Dataset excerpt:
━━━━━━━━━━━━━━━━
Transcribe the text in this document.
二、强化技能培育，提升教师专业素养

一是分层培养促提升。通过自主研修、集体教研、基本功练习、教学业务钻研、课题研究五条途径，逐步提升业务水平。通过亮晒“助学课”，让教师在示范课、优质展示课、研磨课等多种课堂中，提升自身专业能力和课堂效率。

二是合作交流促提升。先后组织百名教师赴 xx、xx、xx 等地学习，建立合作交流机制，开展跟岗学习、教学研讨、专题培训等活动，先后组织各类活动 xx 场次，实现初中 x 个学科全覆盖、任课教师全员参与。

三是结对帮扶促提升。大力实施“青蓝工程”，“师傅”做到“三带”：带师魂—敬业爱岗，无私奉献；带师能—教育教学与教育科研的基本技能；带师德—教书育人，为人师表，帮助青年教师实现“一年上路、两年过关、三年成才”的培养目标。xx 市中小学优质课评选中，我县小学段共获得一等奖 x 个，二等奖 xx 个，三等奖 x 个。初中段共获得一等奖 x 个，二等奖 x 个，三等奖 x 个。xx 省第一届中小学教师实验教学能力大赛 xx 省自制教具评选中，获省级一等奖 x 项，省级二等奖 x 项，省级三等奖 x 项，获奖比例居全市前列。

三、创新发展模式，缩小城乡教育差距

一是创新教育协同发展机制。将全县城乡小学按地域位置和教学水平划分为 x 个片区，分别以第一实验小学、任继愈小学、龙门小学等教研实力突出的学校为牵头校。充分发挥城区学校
━━━━━━━━━━━━━━━━
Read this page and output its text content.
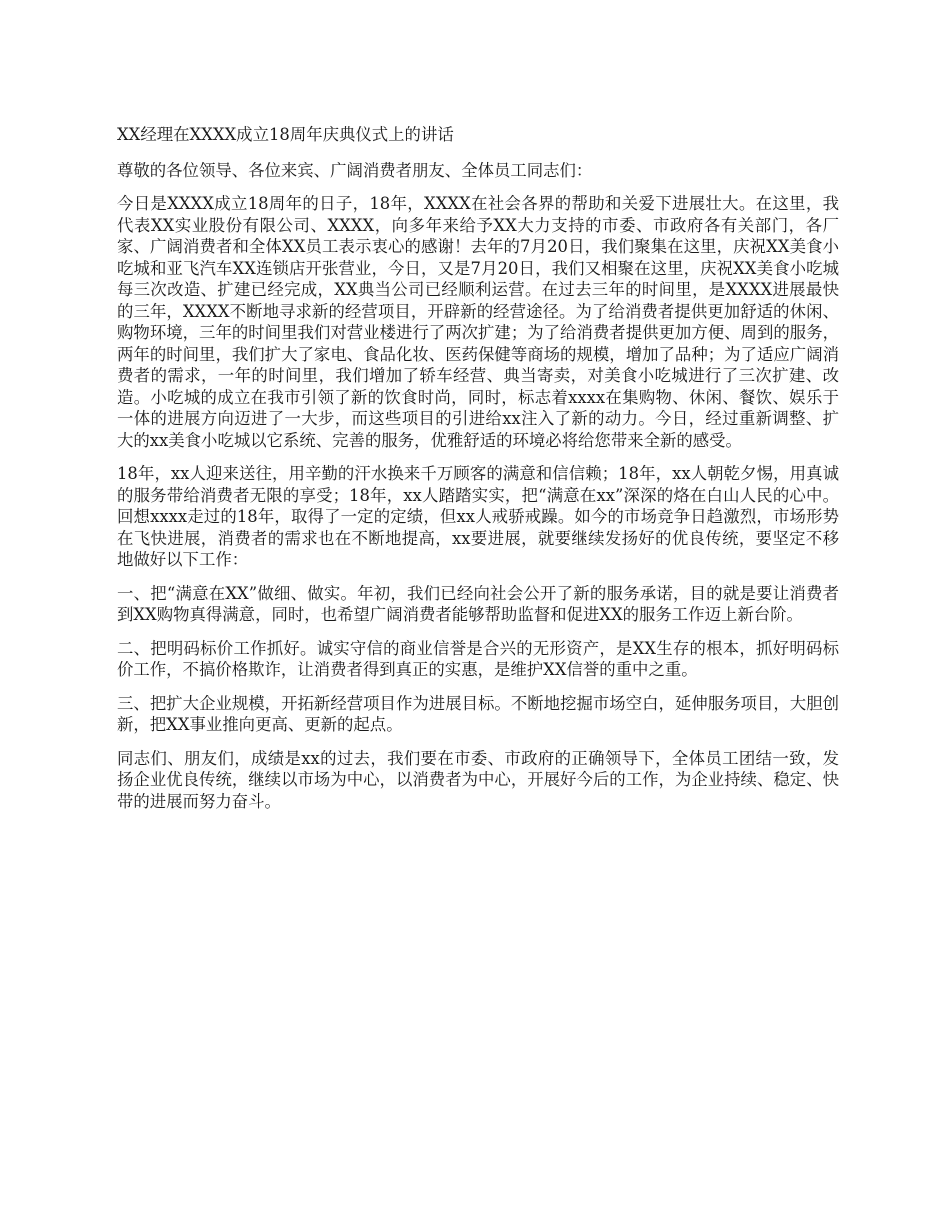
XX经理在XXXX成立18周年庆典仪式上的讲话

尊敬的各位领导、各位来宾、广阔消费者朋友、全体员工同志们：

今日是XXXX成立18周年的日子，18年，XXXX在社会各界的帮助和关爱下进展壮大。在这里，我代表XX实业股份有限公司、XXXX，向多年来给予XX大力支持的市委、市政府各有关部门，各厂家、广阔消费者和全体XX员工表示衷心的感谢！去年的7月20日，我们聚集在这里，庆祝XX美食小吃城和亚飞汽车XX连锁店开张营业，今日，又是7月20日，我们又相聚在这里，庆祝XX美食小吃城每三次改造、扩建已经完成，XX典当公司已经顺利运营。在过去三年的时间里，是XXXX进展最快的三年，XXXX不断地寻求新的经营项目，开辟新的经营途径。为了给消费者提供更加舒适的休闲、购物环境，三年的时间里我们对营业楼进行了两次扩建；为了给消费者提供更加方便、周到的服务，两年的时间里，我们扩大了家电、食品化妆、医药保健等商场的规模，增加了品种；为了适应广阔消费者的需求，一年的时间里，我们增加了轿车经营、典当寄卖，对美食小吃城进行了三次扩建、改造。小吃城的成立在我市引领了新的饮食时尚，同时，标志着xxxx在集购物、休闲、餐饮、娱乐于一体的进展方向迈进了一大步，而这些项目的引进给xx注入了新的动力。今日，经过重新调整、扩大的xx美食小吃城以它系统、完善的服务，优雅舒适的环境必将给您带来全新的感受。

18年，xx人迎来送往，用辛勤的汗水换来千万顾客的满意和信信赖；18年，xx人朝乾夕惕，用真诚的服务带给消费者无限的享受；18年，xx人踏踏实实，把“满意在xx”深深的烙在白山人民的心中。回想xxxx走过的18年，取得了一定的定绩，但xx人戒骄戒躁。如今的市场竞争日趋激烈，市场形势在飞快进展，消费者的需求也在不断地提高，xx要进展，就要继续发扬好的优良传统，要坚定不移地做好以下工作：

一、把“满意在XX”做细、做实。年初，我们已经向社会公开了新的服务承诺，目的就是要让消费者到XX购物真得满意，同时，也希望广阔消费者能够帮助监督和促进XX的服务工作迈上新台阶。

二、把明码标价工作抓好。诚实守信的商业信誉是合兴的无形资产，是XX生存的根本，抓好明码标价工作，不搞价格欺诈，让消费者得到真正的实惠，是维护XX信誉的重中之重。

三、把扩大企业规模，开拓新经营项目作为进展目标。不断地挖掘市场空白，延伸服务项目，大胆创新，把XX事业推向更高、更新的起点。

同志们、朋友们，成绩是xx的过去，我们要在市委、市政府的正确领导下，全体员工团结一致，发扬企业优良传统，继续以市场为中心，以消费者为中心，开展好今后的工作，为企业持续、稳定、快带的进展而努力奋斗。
━━━━━━━━━━━━━━━━
**What to produce**
Copy every line in the listing above where the string "this" turns up.

**Written answer**
Transcribe the text in this document.
Read this page and output its text content.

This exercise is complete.